---------- Provided entries ----------
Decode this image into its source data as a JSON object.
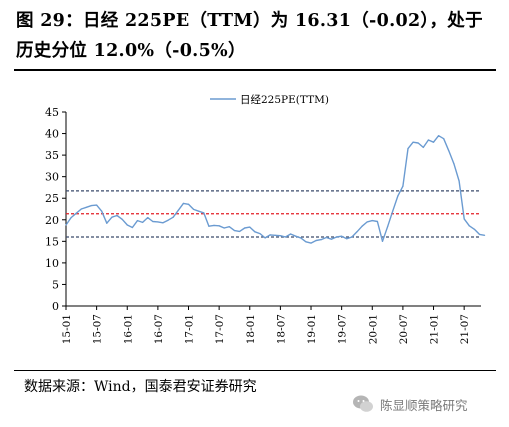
{
  "header": {
    "title_line1": "图 29：日经 225PE（TTM）为 16.31（-0.02），处于",
    "title_line2": "历史分位 12.0%（-0.5%）"
  },
  "footer": {
    "source": "数据来源：Wind，国泰君安证券研究",
    "watermark": "陈显顺策略研究"
  },
  "chart_data": {
    "type": "line",
    "title": "",
    "xlabel": "",
    "ylabel": "",
    "ylim": [
      0,
      45
    ],
    "yticks": [
      0,
      5,
      10,
      15,
      20,
      25,
      30,
      35,
      40,
      45
    ],
    "xticks": [
      "15-01",
      "15-07",
      "16-01",
      "16-07",
      "17-01",
      "17-07",
      "18-01",
      "18-07",
      "19-01",
      "19-07",
      "20-01",
      "20-07",
      "21-01",
      "21-07"
    ],
    "legend": "top-center",
    "grid": false,
    "series": [
      {
        "name": "日经225PE(TTM)",
        "color": "#6b9bd1",
        "points": [
          [
            "15-01",
            18.8
          ],
          [
            "15-02",
            20.5
          ],
          [
            "15-03",
            21.5
          ],
          [
            "15-04",
            22.5
          ],
          [
            "15-05",
            22.9
          ],
          [
            "15-06",
            23.3
          ],
          [
            "15-07",
            23.4
          ],
          [
            "15-08",
            22.0
          ],
          [
            "15-09",
            19.2
          ],
          [
            "15-10",
            20.6
          ],
          [
            "15-11",
            21.0
          ],
          [
            "15-12",
            20.1
          ],
          [
            "16-01",
            18.8
          ],
          [
            "16-02",
            18.2
          ],
          [
            "16-03",
            19.8
          ],
          [
            "16-04",
            19.4
          ],
          [
            "16-05",
            20.5
          ],
          [
            "16-06",
            19.6
          ],
          [
            "16-07",
            19.5
          ],
          [
            "16-08",
            19.3
          ],
          [
            "16-09",
            19.9
          ],
          [
            "16-10",
            20.6
          ],
          [
            "16-11",
            22.2
          ],
          [
            "16-12",
            23.8
          ],
          [
            "17-01",
            23.6
          ],
          [
            "17-02",
            22.4
          ],
          [
            "17-03",
            22.0
          ],
          [
            "17-04",
            21.6
          ],
          [
            "17-05",
            18.5
          ],
          [
            "17-06",
            18.7
          ],
          [
            "17-07",
            18.6
          ],
          [
            "17-08",
            18.1
          ],
          [
            "17-09",
            18.4
          ],
          [
            "17-10",
            17.5
          ],
          [
            "17-11",
            17.3
          ],
          [
            "17-12",
            18.1
          ],
          [
            "18-01",
            18.3
          ],
          [
            "18-02",
            17.2
          ],
          [
            "18-03",
            16.8
          ],
          [
            "18-04",
            15.8
          ],
          [
            "18-05",
            16.5
          ],
          [
            "18-06",
            16.4
          ],
          [
            "18-07",
            16.3
          ],
          [
            "18-08",
            16.0
          ],
          [
            "18-09",
            16.7
          ],
          [
            "18-10",
            16.2
          ],
          [
            "18-11",
            15.8
          ],
          [
            "18-12",
            14.9
          ],
          [
            "19-01",
            14.6
          ],
          [
            "19-02",
            15.2
          ],
          [
            "19-03",
            15.4
          ],
          [
            "19-04",
            15.9
          ],
          [
            "19-05",
            15.5
          ],
          [
            "19-06",
            16.0
          ],
          [
            "19-07",
            16.2
          ],
          [
            "19-08",
            15.6
          ],
          [
            "19-09",
            16.0
          ],
          [
            "19-10",
            17.2
          ],
          [
            "19-11",
            18.5
          ],
          [
            "19-12",
            19.5
          ],
          [
            "20-01",
            19.8
          ],
          [
            "20-02",
            19.6
          ],
          [
            "20-03",
            15.0
          ],
          [
            "20-04",
            18.4
          ],
          [
            "20-05",
            22.0
          ],
          [
            "20-06",
            25.5
          ],
          [
            "20-07",
            27.8
          ],
          [
            "20-08",
            36.5
          ],
          [
            "20-09",
            38.0
          ],
          [
            "20-10",
            37.8
          ],
          [
            "20-11",
            36.8
          ],
          [
            "20-12",
            38.5
          ],
          [
            "21-01",
            38.0
          ],
          [
            "21-02",
            39.5
          ],
          [
            "21-03",
            38.8
          ],
          [
            "21-04",
            36.0
          ],
          [
            "21-05",
            33.0
          ],
          [
            "21-06",
            29.0
          ],
          [
            "21-07",
            20.2
          ],
          [
            "21-08",
            18.6
          ],
          [
            "21-09",
            17.8
          ],
          [
            "21-10",
            16.6
          ],
          [
            "21-11",
            16.4
          ]
        ]
      }
    ],
    "reference_lines": [
      {
        "value": 26.7,
        "color": "#3a4a6b",
        "style": "dashed"
      },
      {
        "value": 21.4,
        "color": "#e21f26",
        "style": "dashed"
      },
      {
        "value": 16.0,
        "color": "#3a4a6b",
        "style": "dashed"
      }
    ]
  }
}
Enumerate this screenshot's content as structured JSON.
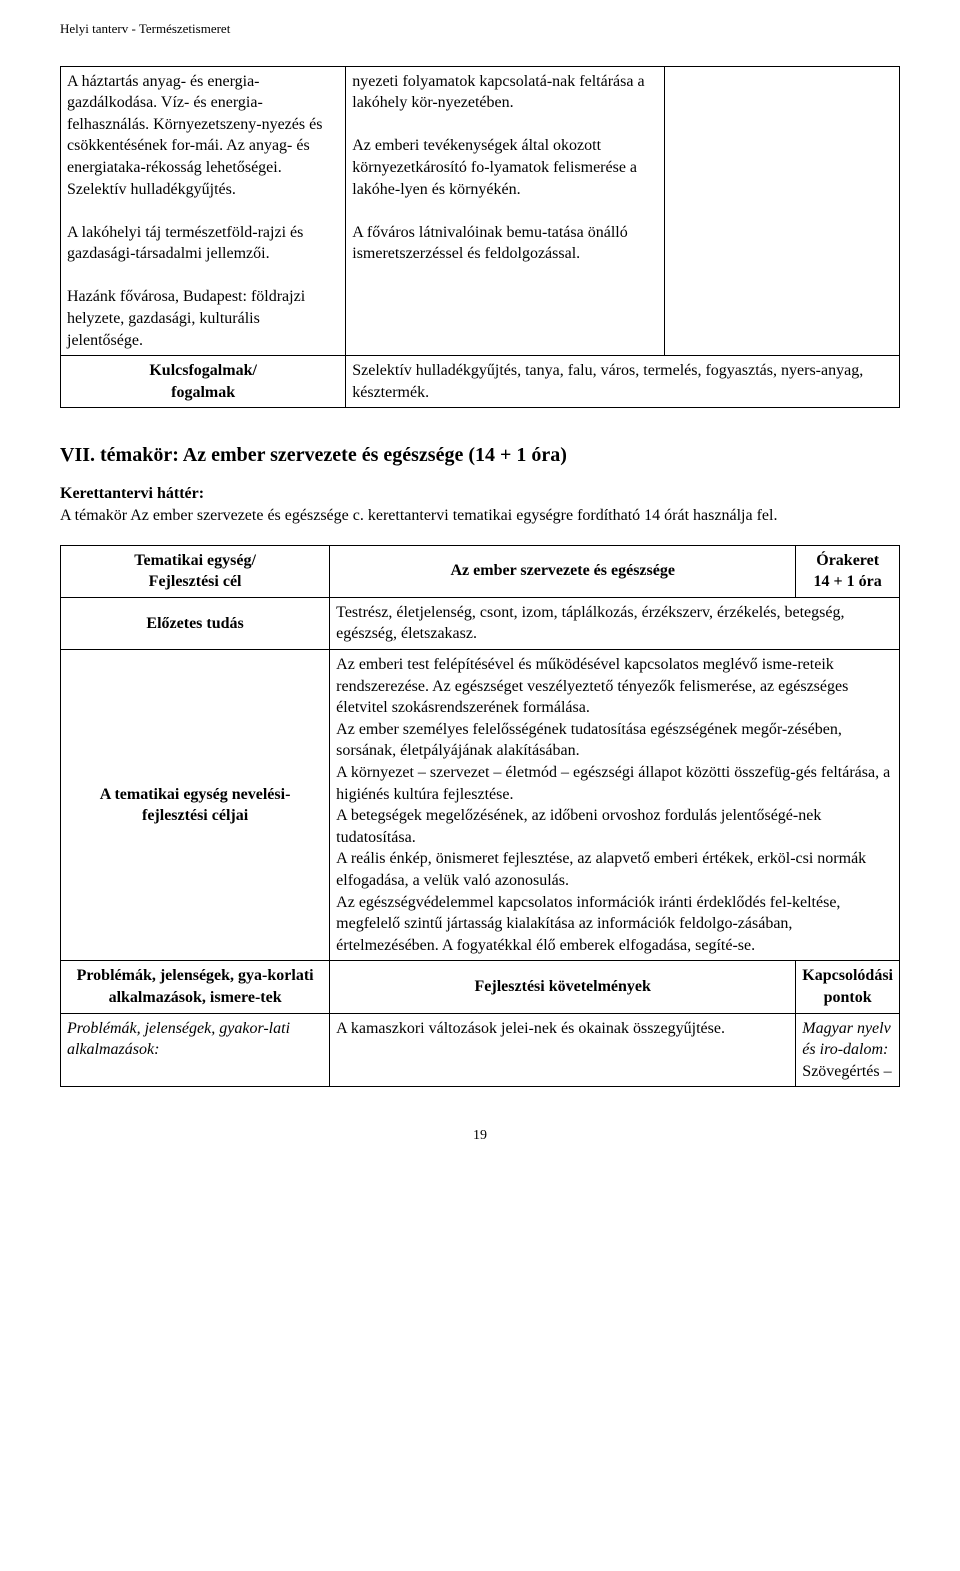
{
  "header": "Helyi tanterv - Természetismeret",
  "table1": {
    "r1c1": "A háztartás anyag- és energia-gazdálkodása. Víz- és energia-felhasználás. Környezetszeny-nyezés és csökkentésének for-mái. Az anyag- és energiataka-rékosság lehetőségei. Szelektív hulladékgyűjtés.\n\nA lakóhelyi táj természetföld-rajzi és gazdasági-társadalmi jellemzői.\n\nHazánk fővárosa, Budapest: földrajzi helyzete, gazdasági, kulturális jelentősége.",
    "r1c2": "nyezeti folyamatok kapcsolatá-nak feltárása a lakóhely kör-nyezetében.\n\nAz emberi tevékenységek által okozott környezetkárosító fo-lyamatok felismerése a lakóhe-lyen és környékén.\n\nA főváros látnivalóinak bemu-tatása önálló ismeretszerzéssel és feldolgozással.",
    "r1c3": "",
    "r2c1": "Kulcsfogalmak/\nfogalmak",
    "r2c2": "Szelektív hulladékgyűjtés, tanya, falu, város, termelés, fogyasztás, nyers-anyag, késztermék."
  },
  "section": {
    "title": "VII. témakör: Az ember szervezete és egészsége (14 + 1 óra)",
    "subhead": "Kerettantervi háttér:",
    "paragraph": "A témakör Az ember szervezete és egészsége c. kerettantervi tematikai egységre fordítható 14 órát használja fel."
  },
  "table2": {
    "r1c1": "Tematikai egység/\nFejlesztési cél",
    "r1c2": "Az ember szervezete és egészsége",
    "r1c3": "Órakeret\n14 + 1 óra",
    "r2c1": "Előzetes tudás",
    "r2c2": "Testrész, életjelenség, csont, izom, táplálkozás, érzékszerv, érzékelés, betegség, egészség, életszakasz.",
    "r3c1": "A tematikai egység nevelési-fejlesztési céljai",
    "r3c2": "Az emberi test felépítésével és működésével kapcsolatos meglévő isme-reteik rendszerezése. Az egészséget veszélyeztető tényezők felismerése, az egészséges életvitel szokásrendszerének formálása.\nAz ember személyes felelősségének tudatosítása egészségének megőr-zésében, sorsának, életpályájának alakításában.\nA környezet – szervezet – életmód – egészségi állapot közötti összefüg-gés feltárása, a higiénés kultúra fejlesztése.\nA betegségek megelőzésének, az időbeni orvoshoz fordulás jelentőségé-nek tudatosítása.\nA reális énkép, önismeret fejlesztése, az alapvető emberi értékek, erköl-csi normák elfogadása, a velük való azonosulás.\nAz egészségvédelemmel kapcsolatos információk iránti érdeklődés fel-keltése, megfelelő szintű jártasság kialakítása az információk feldolgo-zásában, értelmezésében. A fogyatékkal élő emberek elfogadása, segíté-se."
  },
  "table3": {
    "h1": "Problémák, jelenségek, gya-korlati alkalmazások, ismere-tek",
    "h2": "Fejlesztési követelmények",
    "h3": "Kapcsolódási pontok",
    "r1c1": "Problémák, jelenségek, gyakor-lati alkalmazások:",
    "r1c2": "A kamaszkori változások jelei-nek és okainak összegyűjtése.",
    "r1c3_i": "Magyar nyelv és iro-dalom:",
    "r1c3_rest": " Szövegértés –"
  },
  "pagenum": "19"
}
----------
• Goal of the exercise:
State how many lines above contain the string "alkalmazások", with no other words.

• Exercise answer:
2